_Recorded information:_

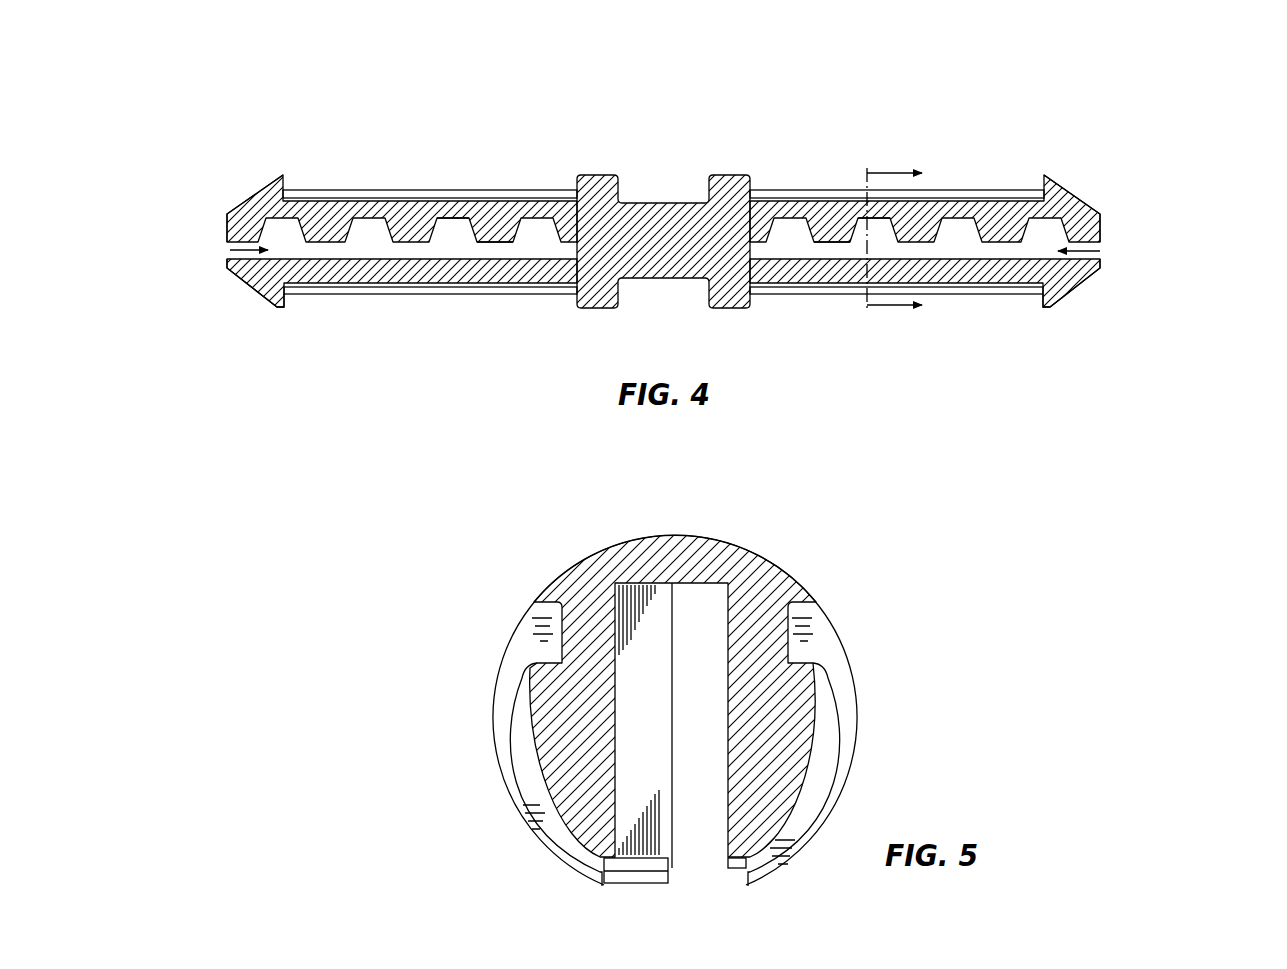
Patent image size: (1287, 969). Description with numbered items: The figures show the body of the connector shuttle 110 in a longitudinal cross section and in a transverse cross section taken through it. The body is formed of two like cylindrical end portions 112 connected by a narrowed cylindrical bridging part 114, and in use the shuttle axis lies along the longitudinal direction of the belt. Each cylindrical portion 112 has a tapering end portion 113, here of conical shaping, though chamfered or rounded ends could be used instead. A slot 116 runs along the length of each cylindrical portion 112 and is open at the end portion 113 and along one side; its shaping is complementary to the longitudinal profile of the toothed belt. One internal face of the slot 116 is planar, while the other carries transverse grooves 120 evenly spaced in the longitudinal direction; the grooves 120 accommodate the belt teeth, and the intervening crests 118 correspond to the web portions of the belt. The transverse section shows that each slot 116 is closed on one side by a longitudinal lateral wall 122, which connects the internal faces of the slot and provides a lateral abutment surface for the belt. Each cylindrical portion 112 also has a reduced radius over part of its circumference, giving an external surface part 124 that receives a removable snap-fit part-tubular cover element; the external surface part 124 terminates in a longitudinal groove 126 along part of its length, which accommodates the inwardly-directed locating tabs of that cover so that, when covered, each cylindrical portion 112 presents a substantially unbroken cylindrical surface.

In FIG. 4, the connector shuttle 110 is at (1136, 176).
In FIG. 5, the connector shuttle 110 is at (457, 582).
In FIG. 4, the cylindrical end portion 112 is at (412, 271).
In FIG. 4, the tapering end portion 113 is at (252, 289).
In FIG. 4, the bridging part 114 is at (664, 233).
In FIG. 4, the slot 116 is at (230, 251).
In FIG. 5, the slot 116 is at (706, 718).
In FIG. 4, the crest 118 is at (495, 240).
In FIG. 5, the crest 118 is at (673, 806).
In FIG. 4, the transverse groove 120 is at (455, 217).
In FIG. 5, the longitudinal lateral wall 122 is at (703, 580).
In FIG. 4, the external surface part 124 is at (467, 290).
In FIG. 5, the external surface part 124 is at (817, 745).
In FIG. 5, the longitudinal groove 126 is at (793, 637).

_Your objective:_
Could you put the lines above into a JSON list of strings, with one string for each line, skipping blank lines and leaving out the picture?

_Final answer:_
[
  "Patent image size: (1287, 969). Description with numbered items: The figures show the body of the connector shuttle 110 in a longitudinal cross section and in a transverse cross section taken through it. The body is formed of two like cylindrical end portions 112 connected by a narrowed cylindrical bridging part 114, and in use the shuttle axis lies along the longitudinal direction of the belt. Each cylindrical portion 112 has a tapering end portion 113, here of conical shaping, though chamfered or rounded ends could be used instead. A slot 116 runs along the length of each cylindrical portion 112 and is open at the end portion 113 and along one side; its shaping is complementary to the longitudinal profile of the toothed belt. One internal face of the slot 116 is planar, while the other carries transverse grooves 120 evenly spaced in the longitudinal direction; the grooves 120 accommodate the belt teeth, and the intervening crests 118 correspond to the web portions of the belt. The transverse section shows that each slot 116 is closed on one side by a longitudinal lateral wall 122, which connects the internal faces of the slot and provides a lateral abutment surface for the belt. Each cylindrical portion 112 also has a reduced radius over part of its circumference, giving an external surface part 124 that receives a removable snap-fit part-tubular cover element; the external surface part 124 terminates in a longitudinal groove 126 along part of its length, which accommodates the inwardly-directed locating tabs of that cover so that, when covered, each cylindrical portion 112 presents a substantially unbroken cylindrical surface.",
  "In FIG. 4, the connector shuttle 110 is at (1136, 176).",
  "In FIG. 5, the connector shuttle 110 is at (457, 582).",
  "In FIG. 4, the cylindrical end portion 112 is at (412, 271).",
  "In FIG. 4, the tapering end portion 113 is at (252, 289).",
  "In FIG. 4, the bridging part 114 is at (664, 233).",
  "In FIG. 4, the slot 116 is at (230, 251).",
  "In FIG. 5, the slot 116 is at (706, 718).",
  "In FIG. 4, the crest 118 is at (495, 240).",
  "In FIG. 5, the crest 118 is at (673, 806).",
  "In FIG. 4, the transverse groove 120 is at (455, 217).",
  "In FIG. 5, the longitudinal lateral wall 122 is at (703, 580).",
  "In FIG. 4, the external surface part 124 is at (467, 290).",
  "In FIG. 5, the external surface part 124 is at (817, 745).",
  "In FIG. 5, the longitudinal groove 126 is at (793, 637)."
]